## Task prompt
Within the records below, find each line that holds the string "samples", then copy it.

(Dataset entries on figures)
* Start *
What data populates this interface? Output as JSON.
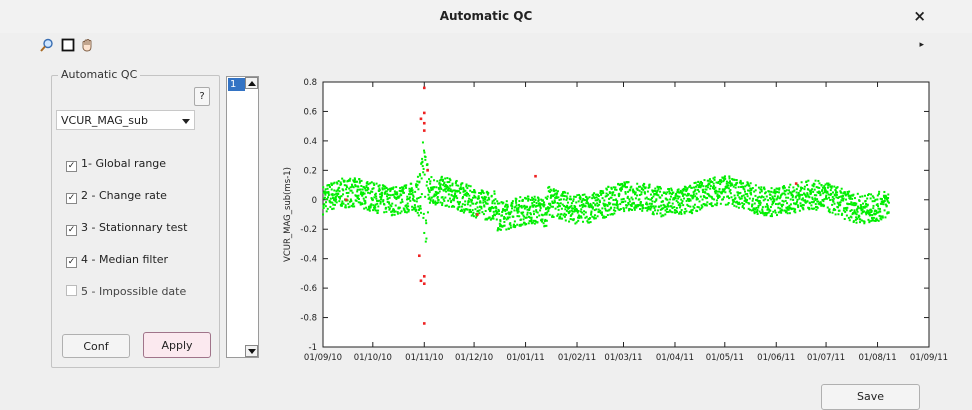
{
  "window": {
    "title": "Automatic QC",
    "close_label": "×"
  },
  "toolbar": {
    "icons": [
      "zoom-icon",
      "select-rect-icon",
      "pan-hand-icon"
    ],
    "overflow": "▸"
  },
  "panel": {
    "title": "Automatic QC",
    "help_label": "?",
    "variable_select": {
      "value": "VCUR_MAG_sub"
    },
    "tests": [
      {
        "label": "1- Global range",
        "checked": true
      },
      {
        "label": "2 - Change rate",
        "checked": true
      },
      {
        "label": "3 - Stationnary test",
        "checked": true
      },
      {
        "label": "4 - Median filter",
        "checked": true
      },
      {
        "label": "5 - Impossible date",
        "checked": false
      }
    ],
    "conf_label": "Conf",
    "apply_label": "Apply"
  },
  "listbox": {
    "items": [
      "1"
    ],
    "selected": "1"
  },
  "save_label": "Save",
  "colors": {
    "good": "#00ee00",
    "bad": "#ee2222",
    "selection": "#3373c4"
  },
  "chart_data": {
    "type": "scatter",
    "ylabel": "VCUR_MAG_sub(ms-1)",
    "ylim": [
      -1,
      0.8
    ],
    "yticks": [
      "0.8",
      "0.6",
      "0.4",
      "0.2",
      "0",
      "-0.2",
      "-0.4",
      "-0.6",
      "-0.8",
      "-1"
    ],
    "xticks": [
      "01/09/10",
      "01/10/10",
      "01/11/10",
      "01/12/10",
      "01/01/11",
      "01/02/11",
      "01/03/11",
      "01/04/11",
      "01/05/11",
      "01/06/11",
      "01/07/11",
      "01/08/11",
      "01/09/11"
    ],
    "xlim": [
      "2010-09-01",
      "2011-09-01"
    ],
    "data_range": [
      "2010-09-01",
      "2011-08-08"
    ],
    "series": [
      {
        "color": "#00ee00",
        "description": "good flagged samples, oscillating about 0 within roughly ±0.15, with large spread (-0.45 to 0.4) around 2010-11-01"
      },
      {
        "color": "#ee2222",
        "description": "bad flagged samples",
        "points": [
          [
            "2010-11-01",
            0.76
          ],
          [
            "2010-11-01",
            0.59
          ],
          [
            "2010-10-30",
            0.55
          ],
          [
            "2010-11-01",
            0.52
          ],
          [
            "2010-11-01",
            0.47
          ],
          [
            "2010-11-01",
            -0.52
          ],
          [
            "2010-11-01",
            -0.57
          ],
          [
            "2010-10-30",
            -0.55
          ],
          [
            "2010-11-01",
            -0.84
          ],
          [
            "2010-11-03",
            0.2
          ],
          [
            "2010-10-29",
            -0.38
          ],
          [
            "2011-01-07",
            0.16
          ],
          [
            "2010-12-03",
            -0.1
          ],
          [
            "2011-06-13",
            0.11
          ],
          [
            "2010-09-15",
            0.0
          ]
        ]
      }
    ]
  }
}
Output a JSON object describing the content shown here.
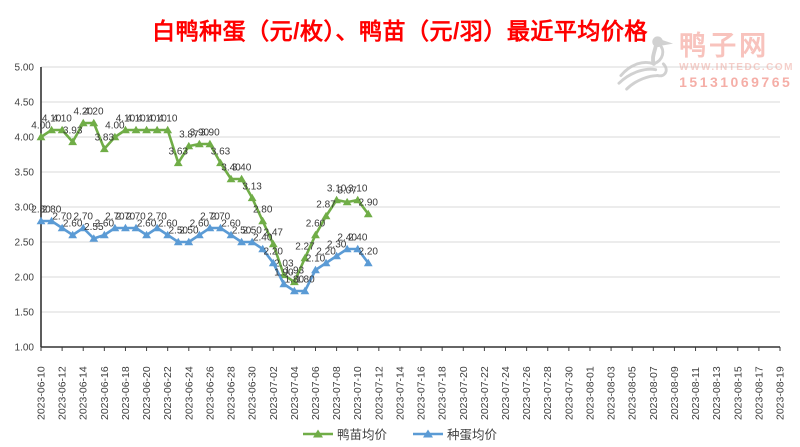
* End *
## Result below
        "description": "good flagged samples, oscillating about 0 within roughly ±0.15, with large spread (-0.45 to 0.4) around 2010-11-01"
        "description": "bad flagged samples",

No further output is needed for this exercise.